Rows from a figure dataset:
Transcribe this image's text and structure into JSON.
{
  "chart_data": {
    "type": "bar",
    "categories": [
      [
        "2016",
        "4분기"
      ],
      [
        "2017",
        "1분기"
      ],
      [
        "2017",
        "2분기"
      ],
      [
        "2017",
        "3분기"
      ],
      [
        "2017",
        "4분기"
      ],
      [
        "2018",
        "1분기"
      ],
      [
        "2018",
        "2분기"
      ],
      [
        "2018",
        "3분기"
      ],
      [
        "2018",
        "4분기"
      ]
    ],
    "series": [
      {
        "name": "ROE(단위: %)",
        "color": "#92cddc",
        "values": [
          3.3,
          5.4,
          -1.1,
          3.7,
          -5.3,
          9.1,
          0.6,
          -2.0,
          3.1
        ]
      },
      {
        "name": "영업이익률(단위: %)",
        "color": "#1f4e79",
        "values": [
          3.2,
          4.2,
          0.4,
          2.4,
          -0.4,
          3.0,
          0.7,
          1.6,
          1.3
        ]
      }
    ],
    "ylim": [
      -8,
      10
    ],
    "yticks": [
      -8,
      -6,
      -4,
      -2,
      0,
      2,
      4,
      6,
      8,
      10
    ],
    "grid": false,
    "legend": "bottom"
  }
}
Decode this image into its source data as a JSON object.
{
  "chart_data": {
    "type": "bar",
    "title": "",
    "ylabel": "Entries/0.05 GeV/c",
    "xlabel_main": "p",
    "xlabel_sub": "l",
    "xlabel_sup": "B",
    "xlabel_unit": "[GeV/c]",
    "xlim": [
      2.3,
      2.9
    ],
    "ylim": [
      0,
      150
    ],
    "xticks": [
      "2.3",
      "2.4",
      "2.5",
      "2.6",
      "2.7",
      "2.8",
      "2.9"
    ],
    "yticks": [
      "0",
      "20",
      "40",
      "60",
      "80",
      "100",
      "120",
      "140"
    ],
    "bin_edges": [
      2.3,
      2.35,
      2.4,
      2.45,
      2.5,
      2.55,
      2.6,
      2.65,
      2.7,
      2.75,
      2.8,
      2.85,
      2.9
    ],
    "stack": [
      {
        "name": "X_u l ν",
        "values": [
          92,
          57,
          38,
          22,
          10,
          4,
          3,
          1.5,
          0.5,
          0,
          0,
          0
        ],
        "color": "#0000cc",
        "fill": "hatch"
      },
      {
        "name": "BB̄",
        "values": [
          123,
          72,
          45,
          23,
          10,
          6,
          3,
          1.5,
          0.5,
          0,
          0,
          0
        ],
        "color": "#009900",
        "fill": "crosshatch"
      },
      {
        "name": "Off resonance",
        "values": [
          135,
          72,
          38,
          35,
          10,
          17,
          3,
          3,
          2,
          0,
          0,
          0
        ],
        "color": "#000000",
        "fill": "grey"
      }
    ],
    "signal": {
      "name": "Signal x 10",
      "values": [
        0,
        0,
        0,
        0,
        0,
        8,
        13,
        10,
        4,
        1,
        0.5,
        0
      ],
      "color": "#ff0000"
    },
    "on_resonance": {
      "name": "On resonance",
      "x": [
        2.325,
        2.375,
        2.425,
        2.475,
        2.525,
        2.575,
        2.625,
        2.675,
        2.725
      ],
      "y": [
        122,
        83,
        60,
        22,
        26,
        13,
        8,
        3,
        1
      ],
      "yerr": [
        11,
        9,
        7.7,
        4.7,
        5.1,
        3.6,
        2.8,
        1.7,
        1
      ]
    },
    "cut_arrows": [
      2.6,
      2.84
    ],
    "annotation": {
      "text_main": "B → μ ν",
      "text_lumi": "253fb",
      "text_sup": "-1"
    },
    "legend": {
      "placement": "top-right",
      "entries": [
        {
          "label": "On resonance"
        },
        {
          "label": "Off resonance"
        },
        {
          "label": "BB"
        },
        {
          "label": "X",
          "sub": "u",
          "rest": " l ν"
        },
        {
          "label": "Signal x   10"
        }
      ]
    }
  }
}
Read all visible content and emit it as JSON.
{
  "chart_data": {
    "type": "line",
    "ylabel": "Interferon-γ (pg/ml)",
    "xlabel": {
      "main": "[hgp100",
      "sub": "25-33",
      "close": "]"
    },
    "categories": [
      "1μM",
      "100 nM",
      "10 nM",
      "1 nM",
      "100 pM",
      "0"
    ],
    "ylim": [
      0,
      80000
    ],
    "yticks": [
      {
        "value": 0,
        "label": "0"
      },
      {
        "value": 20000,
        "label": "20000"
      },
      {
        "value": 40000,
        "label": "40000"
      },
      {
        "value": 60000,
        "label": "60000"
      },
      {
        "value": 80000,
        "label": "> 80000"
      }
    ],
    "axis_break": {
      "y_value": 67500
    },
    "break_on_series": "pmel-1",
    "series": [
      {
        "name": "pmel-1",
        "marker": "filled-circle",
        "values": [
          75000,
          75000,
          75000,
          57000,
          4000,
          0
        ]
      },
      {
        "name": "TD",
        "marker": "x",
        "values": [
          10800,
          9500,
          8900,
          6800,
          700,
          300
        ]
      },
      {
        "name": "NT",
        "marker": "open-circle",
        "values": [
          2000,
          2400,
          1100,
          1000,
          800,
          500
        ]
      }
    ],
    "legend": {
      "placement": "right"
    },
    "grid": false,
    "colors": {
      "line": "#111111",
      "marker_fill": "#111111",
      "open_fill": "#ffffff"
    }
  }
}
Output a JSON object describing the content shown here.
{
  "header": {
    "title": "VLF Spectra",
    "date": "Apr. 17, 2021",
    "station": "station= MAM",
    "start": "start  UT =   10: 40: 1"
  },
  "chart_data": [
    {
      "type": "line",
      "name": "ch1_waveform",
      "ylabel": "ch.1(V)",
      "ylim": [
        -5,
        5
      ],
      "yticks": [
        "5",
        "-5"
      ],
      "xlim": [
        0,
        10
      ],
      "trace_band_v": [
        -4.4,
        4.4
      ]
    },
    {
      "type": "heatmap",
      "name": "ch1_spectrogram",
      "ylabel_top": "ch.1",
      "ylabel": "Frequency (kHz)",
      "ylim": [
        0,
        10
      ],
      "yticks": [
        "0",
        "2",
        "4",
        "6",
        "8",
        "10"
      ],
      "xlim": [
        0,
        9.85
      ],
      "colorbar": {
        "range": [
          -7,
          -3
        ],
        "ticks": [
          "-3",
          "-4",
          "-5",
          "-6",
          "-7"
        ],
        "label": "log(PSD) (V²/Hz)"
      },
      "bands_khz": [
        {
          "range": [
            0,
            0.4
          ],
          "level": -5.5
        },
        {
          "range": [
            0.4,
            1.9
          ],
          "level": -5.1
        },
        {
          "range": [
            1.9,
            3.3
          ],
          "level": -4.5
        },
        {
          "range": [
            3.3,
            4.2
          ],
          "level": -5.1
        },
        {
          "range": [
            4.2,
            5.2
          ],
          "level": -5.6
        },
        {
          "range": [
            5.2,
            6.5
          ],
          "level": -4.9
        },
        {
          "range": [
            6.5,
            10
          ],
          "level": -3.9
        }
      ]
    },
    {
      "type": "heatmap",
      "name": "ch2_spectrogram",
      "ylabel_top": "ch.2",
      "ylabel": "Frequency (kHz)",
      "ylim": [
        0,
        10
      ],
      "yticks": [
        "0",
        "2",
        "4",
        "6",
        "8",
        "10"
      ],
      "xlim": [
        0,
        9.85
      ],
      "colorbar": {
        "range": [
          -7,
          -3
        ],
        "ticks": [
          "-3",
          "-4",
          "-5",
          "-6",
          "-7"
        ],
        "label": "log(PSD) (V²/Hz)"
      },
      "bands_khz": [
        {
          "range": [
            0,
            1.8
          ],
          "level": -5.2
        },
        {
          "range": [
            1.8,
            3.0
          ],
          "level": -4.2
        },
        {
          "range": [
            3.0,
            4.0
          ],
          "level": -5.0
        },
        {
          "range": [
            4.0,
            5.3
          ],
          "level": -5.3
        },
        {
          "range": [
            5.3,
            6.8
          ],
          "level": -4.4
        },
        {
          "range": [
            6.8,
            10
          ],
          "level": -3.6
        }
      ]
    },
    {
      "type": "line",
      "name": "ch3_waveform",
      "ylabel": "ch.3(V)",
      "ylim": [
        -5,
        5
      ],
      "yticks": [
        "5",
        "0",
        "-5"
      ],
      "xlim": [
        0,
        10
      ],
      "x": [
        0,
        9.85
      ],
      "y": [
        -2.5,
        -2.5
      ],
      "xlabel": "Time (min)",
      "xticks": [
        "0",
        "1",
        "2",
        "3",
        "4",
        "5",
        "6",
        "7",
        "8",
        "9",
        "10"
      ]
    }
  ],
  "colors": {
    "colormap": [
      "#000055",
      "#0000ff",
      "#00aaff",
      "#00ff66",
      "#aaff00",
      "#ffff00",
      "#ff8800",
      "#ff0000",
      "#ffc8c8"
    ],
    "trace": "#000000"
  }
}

Written problem => Pull out every line containing "placement".

Expected output =>
      "placement": "top-right",
      "placement": "right"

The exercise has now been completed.